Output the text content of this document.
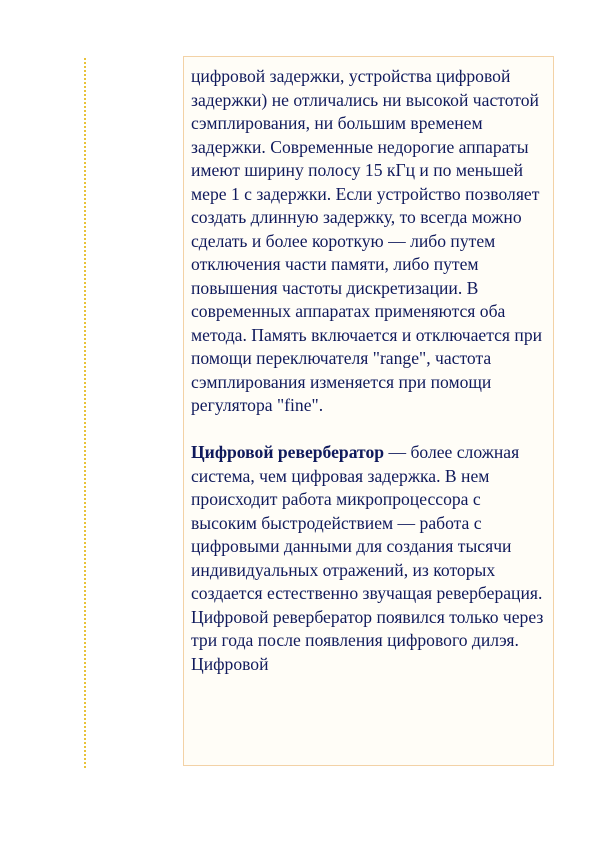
цифровой задержки, устройства цифровой задержки) не отличались ни высокой частотой сэмплирования, ни большим временем задержки. Современные недорогие аппараты имеют ширину полосу 15 кГц и по меньшей мере 1 с задержки. Если устройство позволяет создать длинную задержку, то всегда можно сделать и более короткую — либо путем отключения части памяти, либо путем повышения частоты дискретизации. В современных аппаратах применяются оба метода. Память включается и отключается при помощи переключателя "range", частота сэмплирования изменяется при помощи регулятора "fine".

Цифровой ревербератор — более сложная система, чем цифровая задержка. В нем происходит работа микропроцессора с высоким быстродействием — работа с цифровыми данными для создания тысячи индивидуальных отражений, из которых создается естественно звучащая реверберация. Цифровой ревербератор появился только через три года после появления цифрового дилэя. Цифровой
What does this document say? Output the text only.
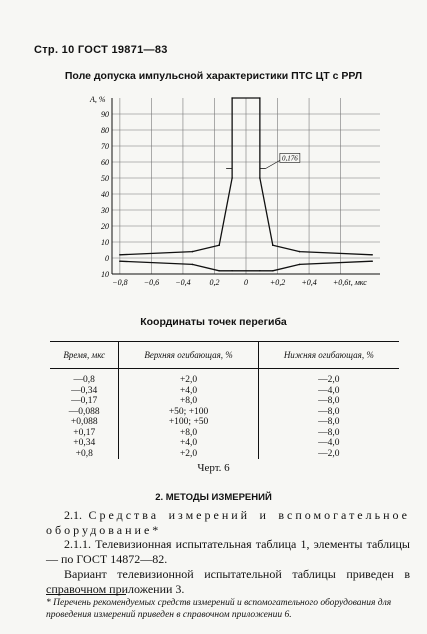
Стр. 10 ГОСТ 19871—83
Поле допуска импульсной характеристики ПТС ЦТ с РРЛ
10
0
10
20
30
40
50
60
70
80
90
−0,8 −0,6 −0,4 0,2	0	+0,2 +0,4 +0,6
A, %
t, мкс
0,176
Координаты точек перегиба
Время, мкс	Верхняя огибающая, %	Нижняя огибающая, %
—0,8	+2,0	—2,0
—0,34	+4,0	—4,0
—0,17	+8,0	—8,0
—0,088	+50; +100	—8,0
+0,088	+100; +50	—8,0
+0,17	+8,0	—8,0
+0,34	+4,0	—4,0
+0,8	+2,0	—2,0
Черт. 6
2. МЕТОДЫ ИЗМЕРЕНИЙ
2.1. Средства измерений и вспомогательное оборудование*
2.1.1. Телевизионная испытательная таблица 1, элементы таблицы — по ГОСТ 14872—82.
Вариант телевизионной испытательной таблицы приведен в справочном приложении 3.
* Перечень рекомендуемых средств измерений и вспомогательного оборудования для проведения измерений приведен в справочном приложении 6.
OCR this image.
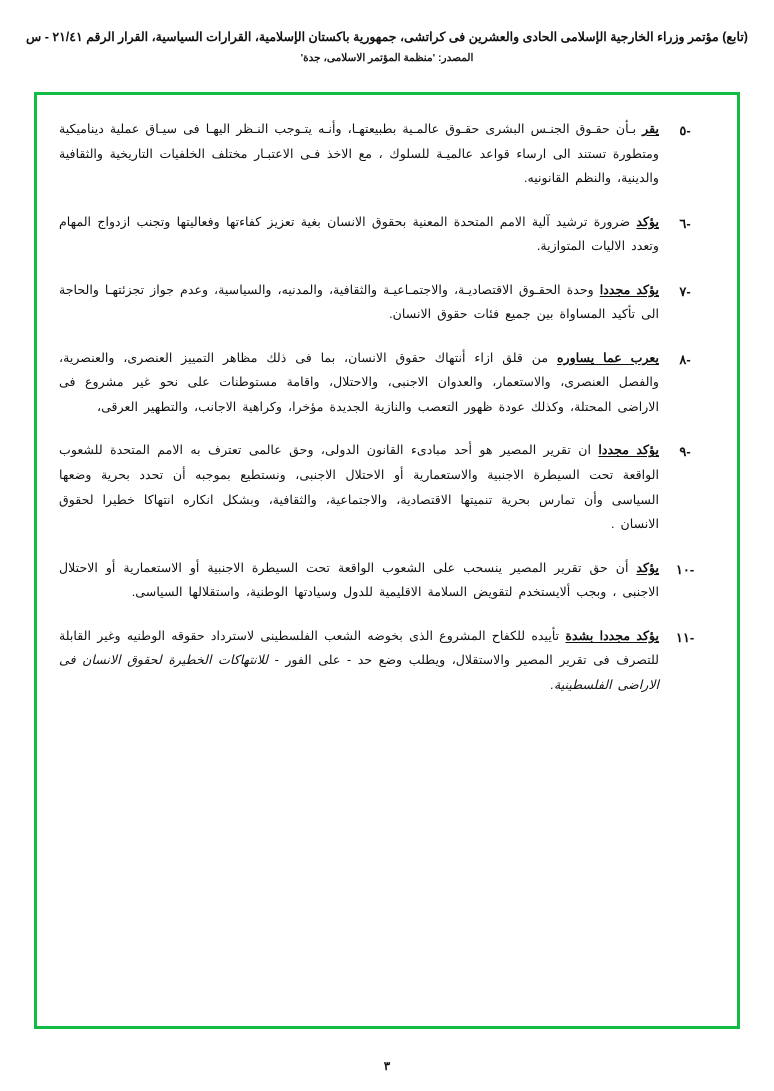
(تابع) مؤتمر وزراء الخارجية الإسلامى الحادى والعشرين فى كراتشى، جمهورية باكستان الإسلامية، القرارات السياسية، القرار الرقم ٢١/٤١ - س
المصدر: 'منظمة المؤتمر الاسلامى، جدة'
-٥
يقر بـأن حقـوق الجنـس البشرى حقـوق عالمـية بطبيعتهـا، وأنـه يتـوجب النـظر اليهـا فى سيـاق عملية ديناميكية ومتطورة تستند الى ارساء قواعد عالميـة للسلوك ، مع الاخذ فـى الاعتبـار مختلف الخلفيات التاريخية والثقافية والدينية، والنظم القانونيه.
-٦
يؤكد ضرورة ترشيد آلية الامم المتحدة المعنية بحقوق الانسان بغية تعزيز كفاءتها وفعاليتها وتجنب ازدواج المهام وتعدد الاليات المتوازية.
-٧
يؤكد مجددا وحدة الحقـوق الاقتصاديـة، والاجتمـاعيـة والثقافية، والمدنيه، والسياسية، وعدم جواز تجزئتهـا والحاجة الى تأكيد المساواة بين جميع فئات حقوق الانسان.
-٨
يعرب عما يساوره من قلق ازاء أنتهاك حقوق الانسان، بما فى ذلك مظاهر التمييز العنصرى، والعنصرية، والفصل العنصرى، والاستعمار، والعدوان الاجنبى، والاحتلال، واقامة مستوطنات على نحو غير مشروع فى الاراضى المحتلة، وكذلك عودة ظهور التعصب والنازية الجديدة مؤخرا، وكراهية الاجانب، والتطهير العرقى،
-٩
يؤكد مجددا ان تقرير المصير هو أحد مبادىء القانون الدولى، وحق عالمى تعترف به الامم المتحدة للشعوب الواقعة تحت السيطرة الاجنبية والاستعمارية أو الاحتلال الاجنبى، ونستطيع بموجبه أن تحدد بحرية وضعها السياسى وأن تمارس بحرية تنميتها الاقتصادية، والاجتماعية، والثقافية، وبشكل انكاره انتهاكا خطيرا لحقوق الانسان .
-١٠
يؤكد أن حق تقرير المصير ينسحب على الشعوب الواقعة تحت السيطرة الاجنبية أو الاستعمارية أو الاحتلال الاجنبى ، وبجب ألايستخدم لتقويض السلامة الاقليمية للدول وسيادتها الوطنية، واستقلالها السياسى.
-١١
يؤكد مجددا بشدة تأييده للكفاح المشروع الذى بخوضه الشعب الفلسطينى لاسترداد حقوقه الوطنيه وغير القابلة للتصرف فى تقرير المصير والاستقلال، ويطلب وضع حد - على الفور - للانتهاكات الخطيرة لحقوق الانسان فى الاراضى الفلسطينية.
٣
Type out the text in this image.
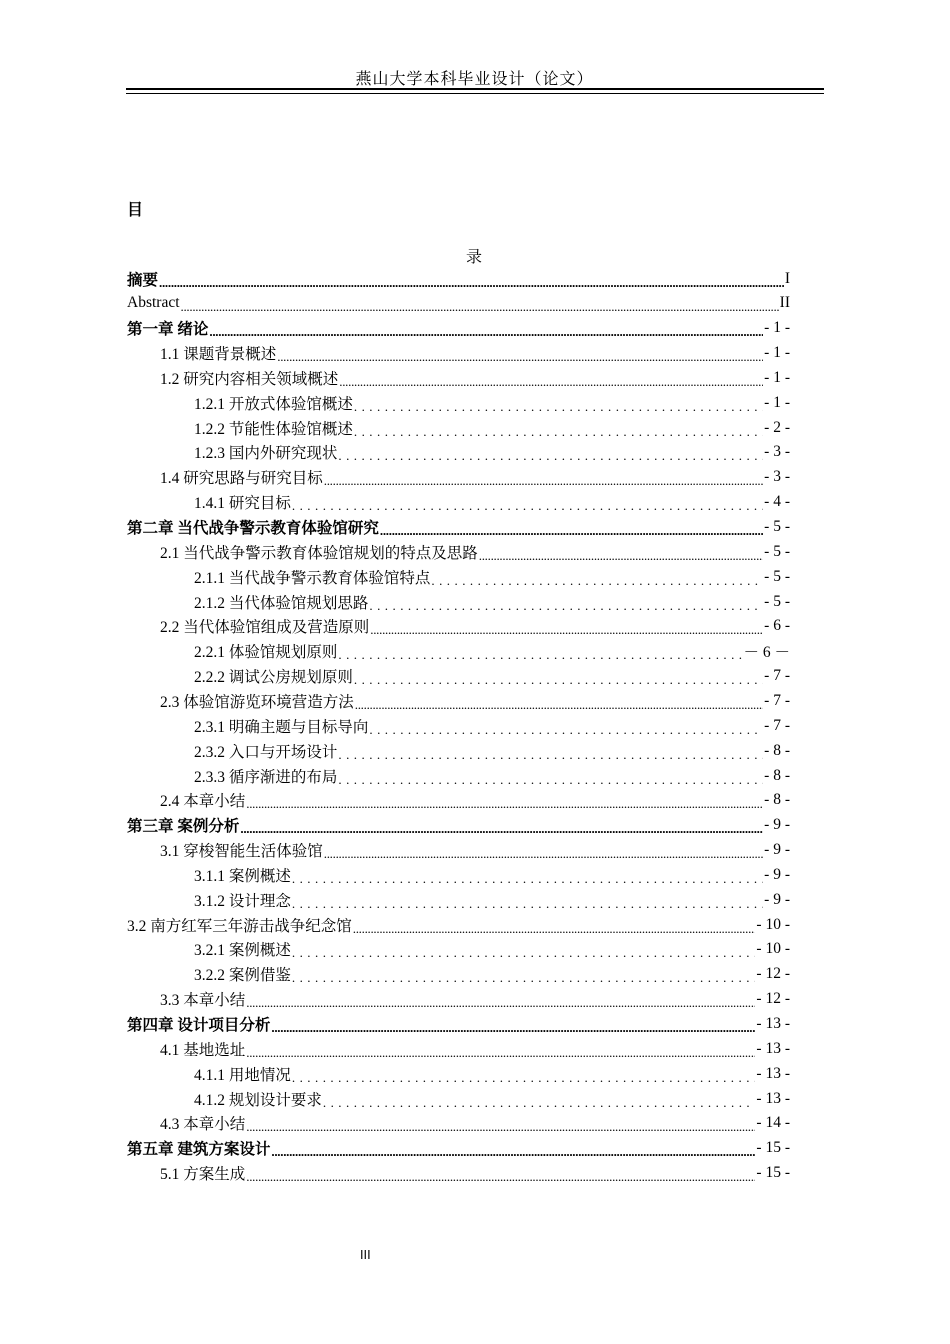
燕山大学本科毕业设计（论文）
目
录
摘要 .....	I
Abstract .....	II
第一章 绪论 .....	- 1 -
1.1 课题背景概述 .....	- 1 -
1.2 研究内容相关领域概述 .....	- 1 -
1.2.1 开放式体验馆概述 . . .	- 1 -
1.2.2 节能性体验馆概述 . . .	- 2 -
1.2.3 国内外研究现状 . . .	- 3 -
1.4 研究思路与研究目标 .....	- 3 -
1.4.1 研究目标 . . .	- 4 -
第二章 当代战争警示教育体验馆研究 .....	- 5 -
2.1 当代战争警示教育体验馆规划的特点及思路 .....	- 5 -
2.1.1 当代战争警示教育体验馆特点 . . .	- 5 -
2.1.2 当代体验馆规划思路 . . .	- 5 -
2.2 当代体验馆组成及营造原则 .....	- 6 -
2.2.1 体验馆规划原则 . . .	－ 6 －
2.2.2 调试公房规划原则 . . .	- 7 -
2.3 体验馆游览环境营造方法 .....	- 7 -
2.3.1 明确主题与目标导向 . . .	- 7 -
2.3.2 入口与开场设计 . . .	- 8 -
2.3.3 循序渐进的布局 . . .	- 8 -
2.4 本章小结 .....	- 8 -
第三章 案例分析 .....	- 9 -
3.1 穿梭智能生活体验馆 .....	- 9 -
3.1.1 案例概述 . . .	- 9 -
3.1.2 设计理念 . . .	- 9 -
3.2 南方红军三年游击战争纪念馆 .....	- 10 -
3.2.1 案例概述 . . .	- 10 -
3.2.2 案例借鉴 . . .	- 12 -
3.3 本章小结 .....	- 12 -
第四章 设计项目分析 .....	- 13 -
4.1 基地选址 .....	- 13 -
4.1.1 用地情况 . . .	- 13 -
4.1.2 规划设计要求 . . .	- 13 -
4.3 本章小结 .....	- 14 -
第五章 建筑方案设计 .....	- 15 -
5.1 方案生成 .....	- 15 -
III
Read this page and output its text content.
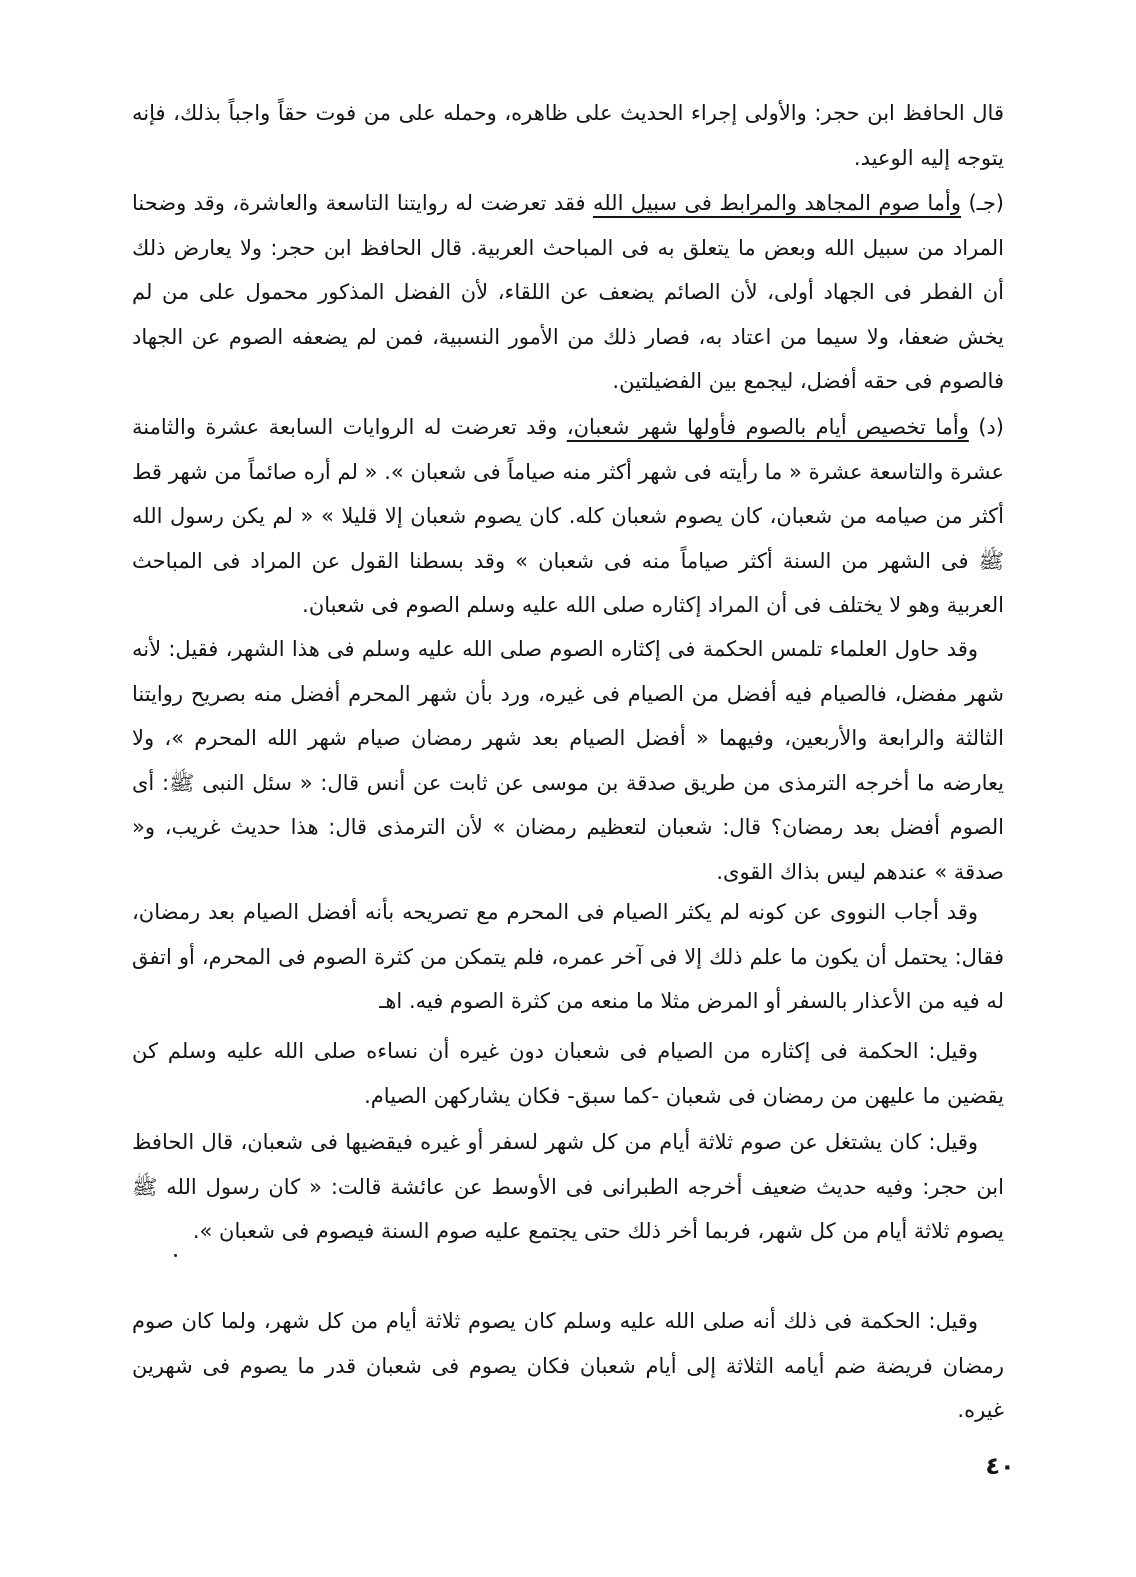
قال الحافظ ابن حجر: والأولى إجراء الحديث على ظاهره، وحمله على من فوت حقاً واجباً بذلك، فإنه يتوجه إليه الوعيد.

(جـ) وأما صوم المجاهد والمرابط فى سبيل الله فقد تعرضت له روايتنا التاسعة والعاشرة، وقد وضحنا المراد من سبيل الله وبعض ما يتعلق به فى المباحث العربية. قال الحافظ ابن حجر: ولا يعارض ذلك أن الفطر فى الجهاد أولى، لأن الصائم يضعف عن اللقاء، لأن الفضل المذكور محمول على من لم يخش ضعفا، ولا سيما من اعتاد به، فصار ذلك من الأمور النسبية، فمن لم يضعفه الصوم عن الجهاد فالصوم فى حقه أفضل، ليجمع بين الفضيلتين.

(د) وأما تخصيص أيام بالصوم فأولها شهر شعبان، وقد تعرضت له الروايات السابعة عشرة والثامنة عشرة والتاسعة عشرة « ما رأيته فى شهر أكثر منه صياماً فى شعبان ». « لم أره صائماً من شهر قط أكثر من صيامه من شعبان، كان يصوم شعبان كله. كان يصوم شعبان إلا قليلا » « لم يكن رسول الله ﷺ فى الشهر من السنة أكثر صياماً منه فى شعبان » وقد بسطنا القول عن المراد فى المباحث العربية وهو لا يختلف فى أن المراد إكثاره صلى الله عليه وسلم الصوم فى شعبان.

وقد حاول العلماء تلمس الحكمة فى إكثاره الصوم صلى الله عليه وسلم فى هذا الشهر، فقيل: لأنه شهر مفضل، فالصيام فيه أفضل من الصيام فى غيره، ورد بأن شهر المحرم أفضل منه بصريح روايتنا الثالثة والرابعة والأربعين، وفيهما « أفضل الصيام بعد شهر رمضان صيام شهر الله المحرم »، ولا يعارضه ما أخرجه الترمذى من طريق صدقة بن موسى عن ثابت عن أنس قال: « سئل النبى ﷺ: أى الصوم أفضل بعد رمضان؟ قال: شعبان لتعظيم رمضان » لأن الترمذى قال: هذا حديث غريب، و« صدقة » عندهم ليس بذاك القوى.

وقد أجاب النووى عن كونه لم يكثر الصيام فى المحرم مع تصريحه بأنه أفضل الصيام بعد رمضان، فقال: يحتمل أن يكون ما علم ذلك إلا فى آخر عمره، فلم يتمكن من كثرة الصوم فى المحرم، أو اتفق له فيه من الأعذار بالسفر أو المرض مثلا ما منعه من كثرة الصوم فيه. اهـ

وقيل: الحكمة فى إكثاره من الصيام فى شعبان دون غيره أن نساءه صلى الله عليه وسلم كن يقضين ما عليهن من رمضان فى شعبان -كما سبق- فكان يشاركهن الصيام.

وقيل: كان يشتغل عن صوم ثلاثة أيام من كل شهر لسفر أو غيره فيقضيها فى شعبان، قال الحافظ ابن حجر: وفيه حديث ضعيف أخرجه الطبرانى فى الأوسط عن عائشة قالت: « كان رسول الله ﷺ يصوم ثلاثة أيام من كل شهر، فربما أخر ذلك حتى يجتمع عليه صوم السنة فيصوم فى شعبان ».

وقيل: الحكمة فى ذلك أنه صلى الله عليه وسلم كان يصوم ثلاثة أيام من كل شهر، ولما كان صوم رمضان فريضة ضم أيامه الثلاثة إلى أيام شعبان فكان يصوم فى شعبان قدر ما يصوم فى شهرين غيره.

٤٠
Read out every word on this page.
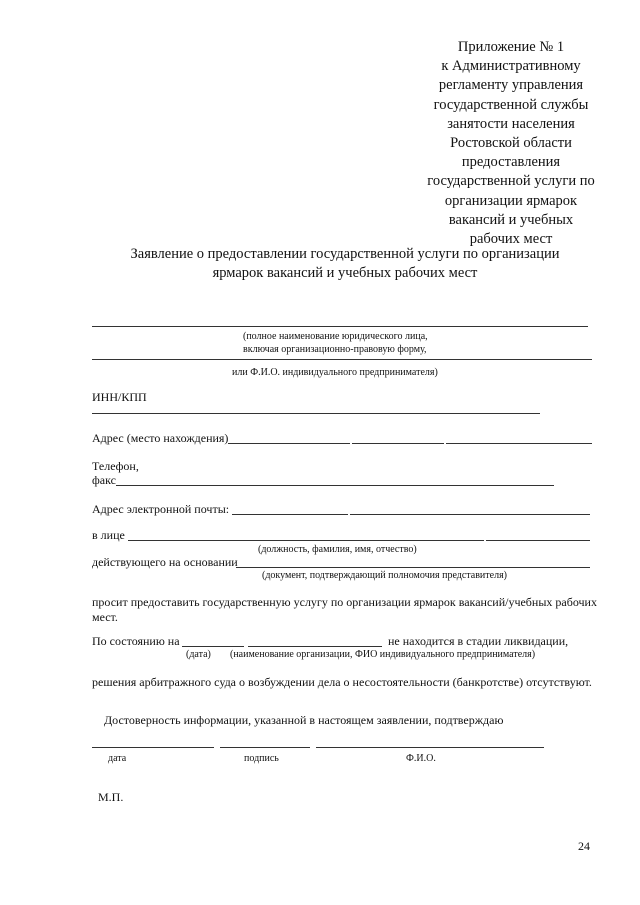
Приложение № 1
к Административному
регламенту управления
государственной службы
занятости населения
Ростовской области
предоставления
государственной услуги по
организации ярмарок
вакансий и учебных
рабочих мест
Заявление о предоставлении государственной услуги по организации
ярмарок вакансий и учебных рабочих мест
(полное наименование юридического лица,
включая организационно-правовую форму,
или Ф.И.О. индивидуального предпринимателя)
ИНН/КПП
Адрес (место нахождения)
Телефон,
факс
Адрес электронной почты:
в лице
(должность, фамилия, имя, отчество)
действующего на основании
(документ, подтверждающий полномочия представителя)
просит предоставить государственную услугу по организации ярмарок вакансий/учебных рабочих
мест.
По состоянию на	не находится в стадии ликвидации,
(дата) (наименование организации, ФИО индивидуального предпринимателя)
решения арбитражного суда о возбуждении дела о несостоятельности (банкротстве) отсутствуют.
Достоверность информации, указанной в настоящем заявлении, подтверждаю
дата	подпись	Ф.И.О.
М.П.
24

+ + + +

*PROBLEM REQUIREMENTS:* Report the count of lines in the entries that contain the string "فكان", and nothing besides it.

*OUTPUT OF THE EXERCISE:* 2